Dataset items

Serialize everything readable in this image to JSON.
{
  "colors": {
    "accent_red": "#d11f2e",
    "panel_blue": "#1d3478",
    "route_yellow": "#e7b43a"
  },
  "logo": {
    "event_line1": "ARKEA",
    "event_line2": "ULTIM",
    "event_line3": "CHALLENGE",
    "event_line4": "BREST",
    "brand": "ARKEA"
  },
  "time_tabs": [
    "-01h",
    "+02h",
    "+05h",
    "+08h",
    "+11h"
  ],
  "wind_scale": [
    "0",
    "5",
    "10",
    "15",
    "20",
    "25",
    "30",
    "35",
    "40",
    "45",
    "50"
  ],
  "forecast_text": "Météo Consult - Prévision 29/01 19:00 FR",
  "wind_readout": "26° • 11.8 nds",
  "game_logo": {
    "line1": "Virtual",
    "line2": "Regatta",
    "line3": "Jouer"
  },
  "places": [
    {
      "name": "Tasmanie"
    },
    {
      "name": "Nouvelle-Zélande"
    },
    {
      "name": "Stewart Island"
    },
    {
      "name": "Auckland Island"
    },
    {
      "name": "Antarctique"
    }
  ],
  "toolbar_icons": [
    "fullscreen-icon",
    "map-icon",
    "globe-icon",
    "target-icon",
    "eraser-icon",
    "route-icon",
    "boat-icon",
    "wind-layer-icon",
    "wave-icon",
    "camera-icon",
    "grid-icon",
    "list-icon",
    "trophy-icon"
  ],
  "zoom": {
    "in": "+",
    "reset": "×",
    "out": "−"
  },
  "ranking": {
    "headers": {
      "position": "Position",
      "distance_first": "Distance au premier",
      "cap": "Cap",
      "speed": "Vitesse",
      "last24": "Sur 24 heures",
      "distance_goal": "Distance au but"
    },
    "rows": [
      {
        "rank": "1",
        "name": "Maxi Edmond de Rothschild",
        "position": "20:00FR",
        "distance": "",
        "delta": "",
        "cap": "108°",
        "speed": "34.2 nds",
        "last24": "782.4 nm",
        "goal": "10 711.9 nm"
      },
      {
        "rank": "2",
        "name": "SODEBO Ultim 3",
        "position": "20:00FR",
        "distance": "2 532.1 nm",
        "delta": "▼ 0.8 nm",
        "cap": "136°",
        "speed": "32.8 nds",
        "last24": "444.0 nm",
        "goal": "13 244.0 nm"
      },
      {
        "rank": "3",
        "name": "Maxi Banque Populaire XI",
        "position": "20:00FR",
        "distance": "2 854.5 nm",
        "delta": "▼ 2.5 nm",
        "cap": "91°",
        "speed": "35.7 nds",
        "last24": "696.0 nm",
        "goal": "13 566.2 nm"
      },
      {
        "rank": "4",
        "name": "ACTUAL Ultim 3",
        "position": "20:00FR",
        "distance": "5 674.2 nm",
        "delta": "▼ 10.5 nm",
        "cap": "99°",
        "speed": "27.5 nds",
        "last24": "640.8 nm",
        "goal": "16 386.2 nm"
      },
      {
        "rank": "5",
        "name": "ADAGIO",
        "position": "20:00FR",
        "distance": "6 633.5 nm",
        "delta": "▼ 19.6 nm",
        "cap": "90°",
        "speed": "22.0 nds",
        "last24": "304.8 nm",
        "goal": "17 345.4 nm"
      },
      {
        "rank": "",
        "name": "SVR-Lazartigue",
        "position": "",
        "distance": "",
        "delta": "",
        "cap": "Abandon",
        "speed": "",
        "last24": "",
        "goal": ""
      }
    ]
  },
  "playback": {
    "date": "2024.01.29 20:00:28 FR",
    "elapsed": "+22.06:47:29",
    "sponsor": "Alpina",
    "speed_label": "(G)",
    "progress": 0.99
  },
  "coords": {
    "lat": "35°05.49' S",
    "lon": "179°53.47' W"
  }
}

_PROBLEM REQUIREMENTS_:
Recite the full listing above exactly.

_FULL RESPONSE_:
Serialize everything readable in this image to JSON.
{
  "colors": {
    "accent_red": "#d11f2e",
    "panel_blue": "#1d3478",
    "route_yellow": "#e7b43a"
  },
  "logo": {
    "event_line1": "ARKEA",
    "event_line2": "ULTIM",
    "event_line3": "CHALLENGE",
    "event_line4": "BREST",
    "brand": "ARKEA"
  },
  "time_tabs": [
    "-01h",
    "+02h",
    "+05h",
    "+08h",
    "+11h"
  ],
  "wind_scale": [
    "0",
    "5",
    "10",
    "15",
    "20",
    "25",
    "30",
    "35",
    "40",
    "45",
    "50"
  ],
  "forecast_text": "Météo Consult - Prévision 29/01 19:00 FR",
  "wind_readout": "26° • 11.8 nds",
  "game_logo": {
    "line1": "Virtual",
    "line2": "Regatta",
    "line3": "Jouer"
  },
  "places": [
    {
      "name": "Tasmanie"
    },
    {
      "name": "Nouvelle-Zélande"
    },
    {
      "name": "Stewart Island"
    },
    {
      "name": "Auckland Island"
    },
    {
      "name": "Antarctique"
    }
  ],
  "toolbar_icons": [
    "fullscreen-icon",
    "map-icon",
    "globe-icon",
    "target-icon",
    "eraser-icon",
    "route-icon",
    "boat-icon",
    "wind-layer-icon",
    "wave-icon",
    "camera-icon",
    "grid-icon",
    "list-icon",
    "trophy-icon"
  ],
  "zoom": {
    "in": "+",
    "reset": "×",
    "out": "−"
  },
  "ranking": {
    "headers": {
      "position": "Position",
      "distance_first": "Distance au premier",
      "cap": "Cap",
      "speed": "Vitesse",
      "last24": "Sur 24 heures",
      "distance_goal": "Distance au but"
    },
    "rows": [
      {
        "rank": "1",
        "name": "Maxi Edmond de Rothschild",
        "position": "20:00FR",
        "distance": "",
        "delta": "",
        "cap": "108°",
        "speed": "34.2 nds",
        "last24": "782.4 nm",
        "goal": "10 711.9 nm"
      },
      {
        "rank": "2",
        "name": "SODEBO Ultim 3",
        "position": "20:00FR",
        "distance": "2 532.1 nm",
        "delta": "▼ 0.8 nm",
        "cap": "136°",
        "speed": "32.8 nds",
        "last24": "444.0 nm",
        "goal": "13 244.0 nm"
      },
      {
        "rank": "3",
        "name": "Maxi Banque Populaire XI",
        "position": "20:00FR",
        "distance": "2 854.5 nm",
        "delta": "▼ 2.5 nm",
        "cap": "91°",
        "speed": "35.7 nds",
        "last24": "696.0 nm",
        "goal": "13 566.2 nm"
      },
      {
        "rank": "4",
        "name": "ACTUAL Ultim 3",
        "position": "20:00FR",
        "distance": "5 674.2 nm",
        "delta": "▼ 10.5 nm",
        "cap": "99°",
        "speed": "27.5 nds",
        "last24": "640.8 nm",
        "goal": "16 386.2 nm"
      },
      {
        "rank": "5",
        "name": "ADAGIO",
        "position": "20:00FR",
        "distance": "6 633.5 nm",
        "delta": "▼ 19.6 nm",
        "cap": "90°",
        "speed": "22.0 nds",
        "last24": "304.8 nm",
        "goal": "17 345.4 nm"
      },
      {
        "rank": "",
        "name": "SVR-Lazartigue",
        "position": "",
        "distance": "",
        "delta": "",
        "cap": "Abandon",
        "speed": "",
        "last24": "",
        "goal": ""
      }
    ]
  },
  "playback": {
    "date": "2024.01.29 20:00:28 FR",
    "elapsed": "+22.06:47:29",
    "sponsor": "Alpina",
    "speed_label": "(G)",
    "progress": 0.99
  },
  "coords": {
    "lat": "35°05.49' S",
    "lon": "179°53.47' W"
  }
}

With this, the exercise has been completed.